## START DATA FOR THIS TASK
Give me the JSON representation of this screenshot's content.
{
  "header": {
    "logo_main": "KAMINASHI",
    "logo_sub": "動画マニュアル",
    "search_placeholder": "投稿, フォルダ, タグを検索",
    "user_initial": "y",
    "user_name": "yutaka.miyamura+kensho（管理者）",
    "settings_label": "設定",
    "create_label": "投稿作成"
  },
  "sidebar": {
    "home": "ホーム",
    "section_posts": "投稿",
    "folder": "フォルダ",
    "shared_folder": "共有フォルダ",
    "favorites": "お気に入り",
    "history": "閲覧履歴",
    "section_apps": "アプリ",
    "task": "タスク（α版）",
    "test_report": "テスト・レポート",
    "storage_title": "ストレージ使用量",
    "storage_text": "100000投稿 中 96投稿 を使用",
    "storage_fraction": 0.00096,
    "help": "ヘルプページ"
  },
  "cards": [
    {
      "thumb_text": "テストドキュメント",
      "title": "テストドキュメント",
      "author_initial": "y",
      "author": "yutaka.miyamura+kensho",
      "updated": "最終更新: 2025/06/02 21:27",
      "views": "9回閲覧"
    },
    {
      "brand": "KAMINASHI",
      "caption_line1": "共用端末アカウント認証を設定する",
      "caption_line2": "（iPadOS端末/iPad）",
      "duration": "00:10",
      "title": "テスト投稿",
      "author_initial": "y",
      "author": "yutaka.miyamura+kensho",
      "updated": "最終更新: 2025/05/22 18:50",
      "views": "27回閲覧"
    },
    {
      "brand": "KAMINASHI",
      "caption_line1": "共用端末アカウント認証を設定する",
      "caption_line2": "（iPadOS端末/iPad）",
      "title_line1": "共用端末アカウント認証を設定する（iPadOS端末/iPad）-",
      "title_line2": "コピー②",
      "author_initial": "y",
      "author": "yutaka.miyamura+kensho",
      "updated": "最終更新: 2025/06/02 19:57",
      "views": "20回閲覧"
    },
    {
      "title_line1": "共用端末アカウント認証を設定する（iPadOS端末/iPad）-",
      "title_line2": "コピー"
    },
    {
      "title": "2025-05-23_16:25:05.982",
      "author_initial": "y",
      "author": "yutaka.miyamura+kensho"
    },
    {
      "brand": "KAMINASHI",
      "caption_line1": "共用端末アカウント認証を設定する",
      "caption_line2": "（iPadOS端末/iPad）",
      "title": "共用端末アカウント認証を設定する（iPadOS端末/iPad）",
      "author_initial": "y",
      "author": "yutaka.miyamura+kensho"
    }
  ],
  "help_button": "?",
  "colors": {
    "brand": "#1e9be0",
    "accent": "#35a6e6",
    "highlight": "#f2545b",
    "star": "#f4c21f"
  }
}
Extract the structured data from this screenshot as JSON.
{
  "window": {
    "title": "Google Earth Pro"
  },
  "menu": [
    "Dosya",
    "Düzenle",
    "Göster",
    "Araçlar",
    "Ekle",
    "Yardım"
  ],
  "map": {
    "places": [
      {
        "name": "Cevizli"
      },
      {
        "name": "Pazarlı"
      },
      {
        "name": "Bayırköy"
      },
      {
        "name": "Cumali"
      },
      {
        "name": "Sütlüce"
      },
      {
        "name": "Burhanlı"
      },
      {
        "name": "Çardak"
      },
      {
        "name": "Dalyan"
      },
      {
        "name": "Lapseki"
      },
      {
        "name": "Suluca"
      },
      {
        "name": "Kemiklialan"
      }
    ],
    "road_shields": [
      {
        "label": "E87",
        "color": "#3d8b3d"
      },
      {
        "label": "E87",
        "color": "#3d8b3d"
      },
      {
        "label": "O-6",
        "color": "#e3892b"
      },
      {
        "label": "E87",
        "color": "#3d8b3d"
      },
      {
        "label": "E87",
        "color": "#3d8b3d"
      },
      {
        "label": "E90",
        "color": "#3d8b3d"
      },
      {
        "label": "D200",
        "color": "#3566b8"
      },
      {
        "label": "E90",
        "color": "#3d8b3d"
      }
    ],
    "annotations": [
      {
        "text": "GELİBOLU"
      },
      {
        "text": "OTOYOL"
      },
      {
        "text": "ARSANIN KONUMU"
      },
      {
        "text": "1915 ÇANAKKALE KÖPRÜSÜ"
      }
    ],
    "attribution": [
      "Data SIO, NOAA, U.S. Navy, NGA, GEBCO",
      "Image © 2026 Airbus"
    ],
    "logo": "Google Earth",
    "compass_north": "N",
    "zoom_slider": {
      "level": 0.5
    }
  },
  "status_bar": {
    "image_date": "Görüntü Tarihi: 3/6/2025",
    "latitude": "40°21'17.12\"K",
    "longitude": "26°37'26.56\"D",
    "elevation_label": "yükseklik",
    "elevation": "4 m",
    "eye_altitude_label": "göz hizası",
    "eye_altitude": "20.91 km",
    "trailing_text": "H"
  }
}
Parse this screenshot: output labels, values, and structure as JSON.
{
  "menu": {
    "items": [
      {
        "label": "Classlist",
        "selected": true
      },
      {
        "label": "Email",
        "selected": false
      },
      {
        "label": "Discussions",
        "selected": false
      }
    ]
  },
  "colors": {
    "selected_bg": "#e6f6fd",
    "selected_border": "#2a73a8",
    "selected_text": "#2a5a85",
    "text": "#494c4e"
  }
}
## END DATA FOR THIS TASK
**WHAT TO PRODUCE:** Every record above needs to be repeated word for word.

**ANSWER IN FULL:**
Give me the JSON representation of this screenshot's content.
{
  "header": {
    "logo_main": "KAMINASHI",
    "logo_sub": "動画マニュアル",
    "search_placeholder": "投稿, フォルダ, タグを検索",
    "user_initial": "y",
    "user_name": "yutaka.miyamura+kensho（管理者）",
    "settings_label": "設定",
    "create_label": "投稿作成"
  },
  "sidebar": {
    "home": "ホーム",
    "section_posts": "投稿",
    "folder": "フォルダ",
    "shared_folder": "共有フォルダ",
    "favorites": "お気に入り",
    "history": "閲覧履歴",
    "section_apps": "アプリ",
    "task": "タスク（α版）",
    "test_report": "テスト・レポート",
    "storage_title": "ストレージ使用量",
    "storage_text": "100000投稿 中 96投稿 を使用",
    "storage_fraction": 0.00096,
    "help": "ヘルプページ"
  },
  "cards": [
    {
      "thumb_text": "テストドキュメント",
      "title": "テストドキュメント",
      "author_initial": "y",
      "author": "yutaka.miyamura+kensho",
      "updated": "最終更新: 2025/06/02 21:27",
      "views": "9回閲覧"
    },
    {
      "brand": "KAMINASHI",
      "caption_line1": "共用端末アカウント認証を設定する",
      "caption_line2": "（iPadOS端末/iPad）",
      "duration": "00:10",
      "title": "テスト投稿",
      "author_initial": "y",
      "author": "yutaka.miyamura+kensho",
      "updated": "最終更新: 2025/05/22 18:50",
      "views": "27回閲覧"
    },
    {
      "brand": "KAMINASHI",
      "caption_line1": "共用端末アカウント認証を設定する",
      "caption_line2": "（iPadOS端末/iPad）",
      "title_line1": "共用端末アカウント認証を設定する（iPadOS端末/iPad）-",
      "title_line2": "コピー②",
      "author_initial": "y",
      "author": "yutaka.miyamura+kensho",
      "updated": "最終更新: 2025/06/02 19:57",
      "views": "20回閲覧"
    },
    {
      "title_line1": "共用端末アカウント認証を設定する（iPadOS端末/iPad）-",
      "title_line2": "コピー"
    },
    {
      "title": "2025-05-23_16:25:05.982",
      "author_initial": "y",
      "author": "yutaka.miyamura+kensho"
    },
    {
      "brand": "KAMINASHI",
      "caption_line1": "共用端末アカウント認証を設定する",
      "caption_line2": "（iPadOS端末/iPad）",
      "title": "共用端末アカウント認証を設定する（iPadOS端末/iPad）",
      "author_initial": "y",
      "author": "yutaka.miyamura+kensho"
    }
  ],
  "help_button": "?",
  "colors": {
    "brand": "#1e9be0",
    "accent": "#35a6e6",
    "highlight": "#f2545b",
    "star": "#f4c21f"
  }
}
Extract the structured data from this screenshot as JSON.
{
  "window": {
    "title": "Google Earth Pro"
  },
  "menu": [
    "Dosya",
    "Düzenle",
    "Göster",
    "Araçlar",
    "Ekle",
    "Yardım"
  ],
  "map": {
    "places": [
      {
        "name": "Cevizli"
      },
      {
        "name": "Pazarlı"
      },
      {
        "name": "Bayırköy"
      },
      {
        "name": "Cumali"
      },
      {
        "name": "Sütlüce"
      },
      {
        "name": "Burhanlı"
      },
      {
        "name": "Çardak"
      },
      {
        "name": "Dalyan"
      },
      {
        "name": "Lapseki"
      },
      {
        "name": "Suluca"
      },
      {
        "name": "Kemiklialan"
      }
    ],
    "road_shields": [
      {
        "label": "E87",
        "color": "#3d8b3d"
      },
      {
        "label": "E87",
        "color": "#3d8b3d"
      },
      {
        "label": "O-6",
        "color": "#e3892b"
      },
      {
        "label": "E87",
        "color": "#3d8b3d"
      },
      {
        "label": "E87",
        "color": "#3d8b3d"
      },
      {
        "label": "E90",
        "color": "#3d8b3d"
      },
      {
        "label": "D200",
        "color": "#3566b8"
      },
      {
        "label": "E90",
        "color": "#3d8b3d"
      }
    ],
    "annotations": [
      {
        "text": "GELİBOLU"
      },
      {
        "text": "OTOYOL"
      },
      {
        "text": "ARSANIN KONUMU"
      },
      {
        "text": "1915 ÇANAKKALE KÖPRÜSÜ"
      }
    ],
    "attribution": [
      "Data SIO, NOAA, U.S. Navy, NGA, GEBCO",
      "Image © 2026 Airbus"
    ],
    "logo": "Google Earth",
    "compass_north": "N",
    "zoom_slider": {
      "level": 0.5
    }
  },
  "status_bar": {
    "image_date": "Görüntü Tarihi: 3/6/2025",
    "latitude": "40°21'17.12\"K",
    "longitude": "26°37'26.56\"D",
    "elevation_label": "yükseklik",
    "elevation": "4 m",
    "eye_altitude_label": "göz hizası",
    "eye_altitude": "20.91 km",
    "trailing_text": "H"
  }
}
Parse this screenshot: output labels, values, and structure as JSON.
{
  "menu": {
    "items": [
      {
        "label": "Classlist",
        "selected": true
      },
      {
        "label": "Email",
        "selected": false
      },
      {
        "label": "Discussions",
        "selected": false
      }
    ]
  },
  "colors": {
    "selected_bg": "#e6f6fd",
    "selected_border": "#2a73a8",
    "selected_text": "#2a5a85",
    "text": "#494c4e"
  }
}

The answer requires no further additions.